>> begin DATASET EXTRACT

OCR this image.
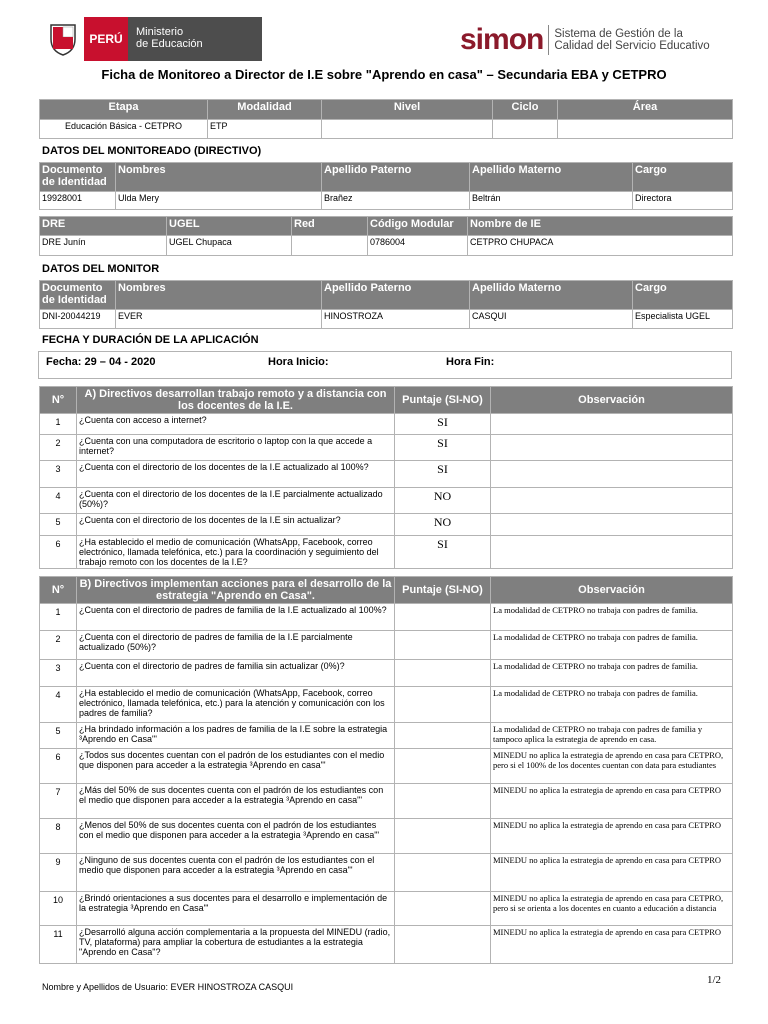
PERÚ	Ministerio
de Educación	simon Sistema de Gestión de la
Calidad del Servicio Educativo
Ficha de Monitoreo a Director de I.E sobre "Aprendo en casa" – Secundaria EBA y CETPRO
Etapa	Modalidad	Nivel	Ciclo	Área
Educación Básica - CETPRO	ETP			
DATOS DEL MONITOREADO (DIRECTIVO)
Documento de Identidad	Nombres	Apellido Paterno	Apellido Materno	Cargo
19928001	Ulda Mery	Brañez	Beltrán	Directora
DRE	UGEL	Red	Código Modular	Nombre de IE
DRE Junín	UGEL Chupaca		0786004	CETPRO CHUPACA
DATOS DEL MONITOR
Documento de Identidad	Nombres	Apellido Paterno	Apellido Materno	Cargo
DNI-20044219	EVER	HINOSTROZA	CASQUI	Especialista UGEL
FECHA Y DURACIÓN DE LA APLICACIÓN
Fecha: 29 – 04 - 2020	Hora Inicio:	Hora Fin:
N°	A) Directivos desarrollan trabajo remoto y a distancia con los docentes de la I.E.	Puntaje (SI-NO)	Observación
1	¿Cuenta con acceso a internet?	SI	
2	¿Cuenta con una computadora de escritorio o laptop con la que accede a internet?	SI	
3	¿Cuenta con el directorio de los docentes de la I.E actualizado al 100%?	SI	
4	¿Cuenta con el directorio de los docentes de la I.E parcialmente actualizado (50%)?	NO	
5	¿Cuenta con el directorio de los docentes de la I.E sin actualizar?	NO	
6	¿Ha establecido el medio de comunicación (WhatsApp, Facebook, correo electrónico, llamada telefónica, etc.) para la coordinación y seguimiento del trabajo remoto con los docentes de la I.E?	SI	
N°	B) Directivos implementan acciones para el desarrollo de la estrategia "Aprendo en Casa".	Puntaje (SI-NO)	Observación
1	¿Cuenta con el directorio de padres de familia de la I.E actualizado al 100%?		La modalidad de CETPRO no trabaja con padres de familia.
2	¿Cuenta con el directorio de padres de familia de la I.E parcialmente actualizado (50%)?		La modalidad de CETPRO no trabaja con padres de familia.
3	¿Cuenta con el directorio de padres de familia sin actualizar (0%)?		La modalidad de CETPRO no trabaja con padres de familia.
4	¿Ha establecido el medio de comunicación (WhatsApp, Facebook, correo electrónico, llamada telefónica, etc.) para la atención y comunicación con los padres de familia?		La modalidad de CETPRO no trabaja con padres de familia.
5	¿Ha brindado información a los padres de familia de la I.E sobre la estrategia ³Aprendo en Casa"'		La modalidad de CETPRO no trabaja con padres de familia y tampoco aplica la estrategia de aprendo en casa.
6	¿Todos sus docentes cuentan con el padrón de los estudiantes con el medio que disponen para acceder a la estrategia ³Aprendo en casa"'		MINEDU no aplica la estrategia de aprendo en casa para CETPRO, pero si el 100% de los docentes cuentan con data para estudiantes
7	¿Más del 50% de sus docentes cuenta con el padrón de los estudiantes con el medio que disponen para acceder a la estrategia ³Aprendo en casa"'		MINEDU no aplica la estrategia de aprendo en casa para CETPRO
8	¿Menos del 50% de sus docentes cuenta con el padrón de los estudiantes con el medio que disponen para acceder a la estrategia ³Aprendo en casa"'		MINEDU no aplica la estrategia de aprendo en casa para CETPRO
9	¿Ninguno de sus docentes cuenta con el padrón de los estudiantes con el medio que disponen para acceder a la estrategia ³Aprendo en casa"'		MINEDU no aplica la estrategia de aprendo en casa para CETPRO
10	¿Brindó orientaciones a sus docentes para el desarrollo e implementación de la estrategia ³Aprendo en Casa"'		MINEDU no aplica la estrategia de aprendo en casa para CETPRO, pero si se orienta a los docentes en cuanto a educación a distancia
11	¿Desarrolló alguna acción complementaria a la propuesta del MINEDU (radio, TV, plataforma) para ampliar la cobertura de estudiantes a la estrategia "Aprendo en Casa"?		MINEDU no aplica la estrategia de aprendo en casa para CETPRO
Nombre y Apellidos de Usuario: EVER HINOSTROZA CASQUI
1/2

>> end DATASET EXTRACT

Can you restate all the records above word for word while dropping the pictures?

[OUTPUT]
OCR this image.
PERÚ	Ministerio
de Educación	simon Sistema de Gestión de la
Calidad del Servicio Educativo
Ficha de Monitoreo a Director de I.E sobre "Aprendo en casa" – Secundaria EBA y CETPRO
Etapa	Modalidad	Nivel	Ciclo	Área
Educación Básica - CETPRO	ETP			
DATOS DEL MONITOREADO (DIRECTIVO)
Documento de Identidad	Nombres	Apellido Paterno	Apellido Materno	Cargo
19928001	Ulda Mery	Brañez	Beltrán	Directora
DRE	UGEL	Red	Código Modular	Nombre de IE
DRE Junín	UGEL Chupaca		0786004	CETPRO CHUPACA
DATOS DEL MONITOR
Documento de Identidad	Nombres	Apellido Paterno	Apellido Materno	Cargo
DNI-20044219	EVER	HINOSTROZA	CASQUI	Especialista UGEL
FECHA Y DURACIÓN DE LA APLICACIÓN
Fecha: 29 – 04 - 2020	Hora Inicio:	Hora Fin:
N°	A) Directivos desarrollan trabajo remoto y a distancia con los docentes de la I.E.	Puntaje (SI-NO)	Observación
1	¿Cuenta con acceso a internet?	SI	
2	¿Cuenta con una computadora de escritorio o laptop con la que accede a internet?	SI	
3	¿Cuenta con el directorio de los docentes de la I.E actualizado al 100%?	SI	
4	¿Cuenta con el directorio de los docentes de la I.E parcialmente actualizado (50%)?	NO	
5	¿Cuenta con el directorio de los docentes de la I.E sin actualizar?	NO	
6	¿Ha establecido el medio de comunicación (WhatsApp, Facebook, correo electrónico, llamada telefónica, etc.) para la coordinación y seguimiento del trabajo remoto con los docentes de la I.E?	SI	
N°	B) Directivos implementan acciones para el desarrollo de la estrategia "Aprendo en Casa".	Puntaje (SI-NO)	Observación
1	¿Cuenta con el directorio de padres de familia de la I.E actualizado al 100%?		La modalidad de CETPRO no trabaja con padres de familia.
2	¿Cuenta con el directorio de padres de familia de la I.E parcialmente actualizado (50%)?		La modalidad de CETPRO no trabaja con padres de familia.
3	¿Cuenta con el directorio de padres de familia sin actualizar (0%)?		La modalidad de CETPRO no trabaja con padres de familia.
4	¿Ha establecido el medio de comunicación (WhatsApp, Facebook, correo electrónico, llamada telefónica, etc.) para la atención y comunicación con los padres de familia?		La modalidad de CETPRO no trabaja con padres de familia.
5	¿Ha brindado información a los padres de familia de la I.E sobre la estrategia ³Aprendo en Casa"'		La modalidad de CETPRO no trabaja con padres de familia y tampoco aplica la estrategia de aprendo en casa.
6	¿Todos sus docentes cuentan con el padrón de los estudiantes con el medio que disponen para acceder a la estrategia ³Aprendo en casa"'		MINEDU no aplica la estrategia de aprendo en casa para CETPRO, pero si el 100% de los docentes cuentan con data para estudiantes
7	¿Más del 50% de sus docentes cuenta con el padrón de los estudiantes con el medio que disponen para acceder a la estrategia ³Aprendo en casa"'		MINEDU no aplica la estrategia de aprendo en casa para CETPRO
8	¿Menos del 50% de sus docentes cuenta con el padrón de los estudiantes con el medio que disponen para acceder a la estrategia ³Aprendo en casa"'		MINEDU no aplica la estrategia de aprendo en casa para CETPRO
9	¿Ninguno de sus docentes cuenta con el padrón de los estudiantes con el medio que disponen para acceder a la estrategia ³Aprendo en casa"'		MINEDU no aplica la estrategia de aprendo en casa para CETPRO
10	¿Brindó orientaciones a sus docentes para el desarrollo e implementación de la estrategia ³Aprendo en Casa"'		MINEDU no aplica la estrategia de aprendo en casa para CETPRO, pero si se orienta a los docentes en cuanto a educación a distancia
11	¿Desarrolló alguna acción complementaria a la propuesta del MINEDU (radio, TV, plataforma) para ampliar la cobertura de estudiantes a la estrategia "Aprendo en Casa"?		MINEDU no aplica la estrategia de aprendo en casa para CETPRO
Nombre y Apellidos de Usuario: EVER HINOSTROZA CASQUI
1/2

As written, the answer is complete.